─── Records for the task ───
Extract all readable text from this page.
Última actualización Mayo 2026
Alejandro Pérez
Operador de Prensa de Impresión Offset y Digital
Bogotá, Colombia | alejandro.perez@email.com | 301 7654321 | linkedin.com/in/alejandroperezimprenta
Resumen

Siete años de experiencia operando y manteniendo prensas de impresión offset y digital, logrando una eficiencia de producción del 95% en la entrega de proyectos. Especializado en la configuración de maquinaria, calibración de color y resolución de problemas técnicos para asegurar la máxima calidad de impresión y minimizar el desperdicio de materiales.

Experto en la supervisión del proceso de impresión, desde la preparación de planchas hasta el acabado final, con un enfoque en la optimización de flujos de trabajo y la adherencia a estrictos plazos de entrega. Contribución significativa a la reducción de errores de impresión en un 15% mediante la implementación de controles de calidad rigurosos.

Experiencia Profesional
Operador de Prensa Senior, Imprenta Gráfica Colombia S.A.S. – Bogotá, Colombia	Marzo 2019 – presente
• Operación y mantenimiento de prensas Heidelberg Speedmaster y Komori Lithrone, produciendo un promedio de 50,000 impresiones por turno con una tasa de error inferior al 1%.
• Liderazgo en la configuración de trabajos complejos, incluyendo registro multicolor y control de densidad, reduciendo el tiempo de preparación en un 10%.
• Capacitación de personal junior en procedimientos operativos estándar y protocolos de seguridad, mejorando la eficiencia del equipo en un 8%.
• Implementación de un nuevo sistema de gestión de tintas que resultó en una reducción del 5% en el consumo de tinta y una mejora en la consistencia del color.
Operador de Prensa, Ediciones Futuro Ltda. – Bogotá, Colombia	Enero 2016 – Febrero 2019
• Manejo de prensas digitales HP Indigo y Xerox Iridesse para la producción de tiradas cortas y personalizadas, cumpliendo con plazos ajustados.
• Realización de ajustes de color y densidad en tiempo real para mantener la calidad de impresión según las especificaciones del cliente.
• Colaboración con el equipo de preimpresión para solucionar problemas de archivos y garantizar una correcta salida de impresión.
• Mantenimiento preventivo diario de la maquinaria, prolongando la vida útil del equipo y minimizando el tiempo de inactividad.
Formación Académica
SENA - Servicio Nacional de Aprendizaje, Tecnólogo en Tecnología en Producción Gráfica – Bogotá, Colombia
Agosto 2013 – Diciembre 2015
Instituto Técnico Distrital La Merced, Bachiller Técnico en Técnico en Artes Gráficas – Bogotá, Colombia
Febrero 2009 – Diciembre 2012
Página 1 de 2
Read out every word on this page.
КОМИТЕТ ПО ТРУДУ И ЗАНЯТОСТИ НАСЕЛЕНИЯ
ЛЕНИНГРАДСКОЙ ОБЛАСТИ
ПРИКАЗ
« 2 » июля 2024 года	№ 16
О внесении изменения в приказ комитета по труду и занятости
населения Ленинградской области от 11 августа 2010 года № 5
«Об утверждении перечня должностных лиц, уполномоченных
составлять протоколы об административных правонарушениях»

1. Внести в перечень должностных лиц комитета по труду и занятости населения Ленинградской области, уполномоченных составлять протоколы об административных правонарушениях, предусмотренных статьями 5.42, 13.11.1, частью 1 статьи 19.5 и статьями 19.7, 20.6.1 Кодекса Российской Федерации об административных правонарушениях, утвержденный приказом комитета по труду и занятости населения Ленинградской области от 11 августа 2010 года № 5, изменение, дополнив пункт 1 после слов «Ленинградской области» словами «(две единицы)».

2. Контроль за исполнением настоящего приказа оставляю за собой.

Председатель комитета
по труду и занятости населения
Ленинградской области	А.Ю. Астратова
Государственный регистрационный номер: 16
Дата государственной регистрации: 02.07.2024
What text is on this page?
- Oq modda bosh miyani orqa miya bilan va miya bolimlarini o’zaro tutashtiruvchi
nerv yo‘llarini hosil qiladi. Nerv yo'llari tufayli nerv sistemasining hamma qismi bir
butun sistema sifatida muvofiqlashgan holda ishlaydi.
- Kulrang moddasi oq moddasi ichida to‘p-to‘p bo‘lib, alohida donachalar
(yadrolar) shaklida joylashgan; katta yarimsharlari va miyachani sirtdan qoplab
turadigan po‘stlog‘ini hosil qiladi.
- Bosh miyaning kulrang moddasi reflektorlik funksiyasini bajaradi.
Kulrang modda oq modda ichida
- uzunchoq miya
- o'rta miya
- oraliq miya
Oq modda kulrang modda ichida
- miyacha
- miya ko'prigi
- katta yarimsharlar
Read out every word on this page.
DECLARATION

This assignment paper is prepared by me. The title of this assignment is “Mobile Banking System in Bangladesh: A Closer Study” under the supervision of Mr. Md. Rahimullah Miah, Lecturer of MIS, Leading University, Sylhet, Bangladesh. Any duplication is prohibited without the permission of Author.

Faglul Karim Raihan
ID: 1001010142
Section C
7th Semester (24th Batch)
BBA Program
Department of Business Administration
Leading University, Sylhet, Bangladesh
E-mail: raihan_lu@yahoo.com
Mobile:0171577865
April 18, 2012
───
◆ Objective
Check each line of the entries above for the word "составлять". List the ones that have it.

◆ Result of the task
составлять протоколы об административных правонарушениях»
1. Внести в перечень должностных лиц комитета по труду и занятости населения Ленинградской области, уполномоченных составлять протоколы об административных правонарушениях, предусмотренных статьями 5.42, 13.11.1, частью 1 статьи 19.5 и статьями 19.7, 20.6.1 Кодекса Российской Федерации об административных правонарушениях, утвержденный приказом комитета по труду и занятости населения Ленинградской области от 11 августа 2010 года № 5, изменение, дополнив пункт 1 после слов «Ленинградской области» словами «(две единицы)».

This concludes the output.